(Dataset listings of figures)
'''
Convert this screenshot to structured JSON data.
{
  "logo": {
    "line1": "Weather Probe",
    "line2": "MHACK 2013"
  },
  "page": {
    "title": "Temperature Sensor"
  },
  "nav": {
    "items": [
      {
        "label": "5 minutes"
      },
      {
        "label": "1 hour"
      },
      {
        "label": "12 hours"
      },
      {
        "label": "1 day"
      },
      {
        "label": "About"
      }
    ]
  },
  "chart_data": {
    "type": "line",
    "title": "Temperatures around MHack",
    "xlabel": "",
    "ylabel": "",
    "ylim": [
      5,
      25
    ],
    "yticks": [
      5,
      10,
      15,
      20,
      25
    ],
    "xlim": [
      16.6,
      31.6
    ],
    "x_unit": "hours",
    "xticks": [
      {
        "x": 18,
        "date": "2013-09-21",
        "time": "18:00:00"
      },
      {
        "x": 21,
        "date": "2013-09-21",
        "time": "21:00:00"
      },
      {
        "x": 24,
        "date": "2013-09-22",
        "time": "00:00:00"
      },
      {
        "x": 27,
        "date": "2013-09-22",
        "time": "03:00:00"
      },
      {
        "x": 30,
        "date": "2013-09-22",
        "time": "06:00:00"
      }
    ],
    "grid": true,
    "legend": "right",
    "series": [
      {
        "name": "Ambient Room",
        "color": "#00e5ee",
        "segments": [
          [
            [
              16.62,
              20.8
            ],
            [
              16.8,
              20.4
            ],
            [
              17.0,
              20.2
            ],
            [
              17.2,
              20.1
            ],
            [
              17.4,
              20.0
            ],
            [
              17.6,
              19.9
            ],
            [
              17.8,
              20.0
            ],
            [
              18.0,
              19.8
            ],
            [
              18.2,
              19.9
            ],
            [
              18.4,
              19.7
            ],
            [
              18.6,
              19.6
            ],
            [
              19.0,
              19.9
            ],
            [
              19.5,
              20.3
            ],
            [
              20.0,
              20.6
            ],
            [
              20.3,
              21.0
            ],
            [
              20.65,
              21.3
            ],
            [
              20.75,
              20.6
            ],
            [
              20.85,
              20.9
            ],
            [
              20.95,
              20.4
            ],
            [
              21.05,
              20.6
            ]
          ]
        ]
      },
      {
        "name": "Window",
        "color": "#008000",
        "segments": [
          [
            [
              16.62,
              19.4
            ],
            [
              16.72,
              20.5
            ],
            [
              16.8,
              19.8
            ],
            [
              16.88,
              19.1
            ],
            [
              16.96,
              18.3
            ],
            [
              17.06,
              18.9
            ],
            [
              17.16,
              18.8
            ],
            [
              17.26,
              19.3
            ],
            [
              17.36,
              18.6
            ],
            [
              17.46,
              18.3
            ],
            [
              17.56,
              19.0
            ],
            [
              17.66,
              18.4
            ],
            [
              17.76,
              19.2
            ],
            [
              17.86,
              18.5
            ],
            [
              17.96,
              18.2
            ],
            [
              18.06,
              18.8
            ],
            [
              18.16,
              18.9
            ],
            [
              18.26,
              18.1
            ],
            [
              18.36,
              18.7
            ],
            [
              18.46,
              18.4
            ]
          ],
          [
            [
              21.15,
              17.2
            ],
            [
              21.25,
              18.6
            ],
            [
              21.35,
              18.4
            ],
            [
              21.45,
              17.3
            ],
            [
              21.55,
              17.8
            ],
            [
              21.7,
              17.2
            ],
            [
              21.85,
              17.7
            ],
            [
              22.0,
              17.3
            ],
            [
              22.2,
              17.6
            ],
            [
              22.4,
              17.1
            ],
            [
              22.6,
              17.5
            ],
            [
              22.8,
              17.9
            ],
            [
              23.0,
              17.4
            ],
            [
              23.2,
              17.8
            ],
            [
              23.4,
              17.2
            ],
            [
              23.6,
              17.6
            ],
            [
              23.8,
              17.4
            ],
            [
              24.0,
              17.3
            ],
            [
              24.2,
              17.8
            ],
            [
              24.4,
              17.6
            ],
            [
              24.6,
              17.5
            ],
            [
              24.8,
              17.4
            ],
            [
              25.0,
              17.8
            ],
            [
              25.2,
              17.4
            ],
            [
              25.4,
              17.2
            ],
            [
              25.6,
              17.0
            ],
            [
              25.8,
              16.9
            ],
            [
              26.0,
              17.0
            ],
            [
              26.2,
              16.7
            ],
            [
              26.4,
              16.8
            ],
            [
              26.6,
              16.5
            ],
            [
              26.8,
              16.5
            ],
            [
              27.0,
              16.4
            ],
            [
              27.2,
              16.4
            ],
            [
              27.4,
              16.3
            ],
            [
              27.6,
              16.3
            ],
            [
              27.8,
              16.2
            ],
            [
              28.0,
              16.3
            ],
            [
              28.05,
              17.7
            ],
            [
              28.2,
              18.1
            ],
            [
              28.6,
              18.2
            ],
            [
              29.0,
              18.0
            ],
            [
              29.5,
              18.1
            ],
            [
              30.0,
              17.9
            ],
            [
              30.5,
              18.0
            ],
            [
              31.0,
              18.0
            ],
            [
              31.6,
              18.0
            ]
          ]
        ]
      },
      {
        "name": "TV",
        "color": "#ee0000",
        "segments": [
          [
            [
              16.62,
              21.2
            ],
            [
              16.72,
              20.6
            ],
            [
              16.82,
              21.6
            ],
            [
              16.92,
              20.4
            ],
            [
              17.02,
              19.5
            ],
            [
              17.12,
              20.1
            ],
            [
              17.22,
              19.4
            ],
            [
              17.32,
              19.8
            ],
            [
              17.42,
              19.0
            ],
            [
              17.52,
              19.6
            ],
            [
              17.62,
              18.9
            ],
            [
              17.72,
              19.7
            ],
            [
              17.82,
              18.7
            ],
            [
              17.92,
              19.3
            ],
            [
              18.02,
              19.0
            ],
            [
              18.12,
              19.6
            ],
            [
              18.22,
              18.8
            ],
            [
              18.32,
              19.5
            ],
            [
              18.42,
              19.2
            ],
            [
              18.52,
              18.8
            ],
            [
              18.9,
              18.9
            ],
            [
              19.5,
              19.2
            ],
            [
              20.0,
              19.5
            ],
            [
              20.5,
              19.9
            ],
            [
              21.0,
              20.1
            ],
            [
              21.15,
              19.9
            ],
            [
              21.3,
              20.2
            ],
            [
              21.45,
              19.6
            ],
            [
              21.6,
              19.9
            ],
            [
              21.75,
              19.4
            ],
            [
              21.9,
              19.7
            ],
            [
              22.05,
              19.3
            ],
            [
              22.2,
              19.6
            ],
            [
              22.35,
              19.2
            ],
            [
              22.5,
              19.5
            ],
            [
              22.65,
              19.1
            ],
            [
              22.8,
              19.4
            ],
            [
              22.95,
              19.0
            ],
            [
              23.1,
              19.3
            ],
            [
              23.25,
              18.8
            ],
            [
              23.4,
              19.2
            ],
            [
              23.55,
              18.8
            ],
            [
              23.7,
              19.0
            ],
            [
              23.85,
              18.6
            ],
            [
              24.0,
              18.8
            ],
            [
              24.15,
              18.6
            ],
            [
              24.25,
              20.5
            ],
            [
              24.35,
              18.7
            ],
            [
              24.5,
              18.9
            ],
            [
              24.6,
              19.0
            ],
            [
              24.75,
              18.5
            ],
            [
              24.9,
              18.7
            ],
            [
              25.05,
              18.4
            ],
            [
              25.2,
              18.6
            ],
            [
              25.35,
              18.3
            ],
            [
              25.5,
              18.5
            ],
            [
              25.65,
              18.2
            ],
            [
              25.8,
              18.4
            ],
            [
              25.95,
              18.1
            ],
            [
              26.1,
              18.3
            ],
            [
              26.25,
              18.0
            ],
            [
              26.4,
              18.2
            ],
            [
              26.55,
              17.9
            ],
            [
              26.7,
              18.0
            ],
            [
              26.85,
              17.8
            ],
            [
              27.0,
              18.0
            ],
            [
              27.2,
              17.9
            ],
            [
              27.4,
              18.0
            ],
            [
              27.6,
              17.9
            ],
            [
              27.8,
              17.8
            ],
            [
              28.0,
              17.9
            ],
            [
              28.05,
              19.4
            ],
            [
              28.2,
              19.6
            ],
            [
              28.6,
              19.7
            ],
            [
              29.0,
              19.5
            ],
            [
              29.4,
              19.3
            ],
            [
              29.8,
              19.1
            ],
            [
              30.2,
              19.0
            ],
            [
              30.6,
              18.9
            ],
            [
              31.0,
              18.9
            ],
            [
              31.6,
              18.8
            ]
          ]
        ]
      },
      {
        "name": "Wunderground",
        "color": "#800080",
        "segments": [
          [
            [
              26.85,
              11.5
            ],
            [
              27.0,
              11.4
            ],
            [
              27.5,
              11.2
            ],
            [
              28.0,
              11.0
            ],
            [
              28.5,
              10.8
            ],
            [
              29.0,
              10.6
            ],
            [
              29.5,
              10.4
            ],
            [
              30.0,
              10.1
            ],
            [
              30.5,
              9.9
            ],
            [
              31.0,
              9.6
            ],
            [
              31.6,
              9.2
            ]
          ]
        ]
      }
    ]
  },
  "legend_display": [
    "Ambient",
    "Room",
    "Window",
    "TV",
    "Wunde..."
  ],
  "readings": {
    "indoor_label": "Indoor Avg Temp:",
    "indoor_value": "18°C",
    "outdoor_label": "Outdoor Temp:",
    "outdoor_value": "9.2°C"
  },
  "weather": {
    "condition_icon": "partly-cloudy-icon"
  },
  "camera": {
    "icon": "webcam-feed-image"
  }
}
'''
Do this:
Look through the entries above for the word "color". Copy every line where it shows up.

Output for this task:
        "color": "#00e5ee",
        "color": "#008000",
        "color": "#ee0000",
        "color": "#800080",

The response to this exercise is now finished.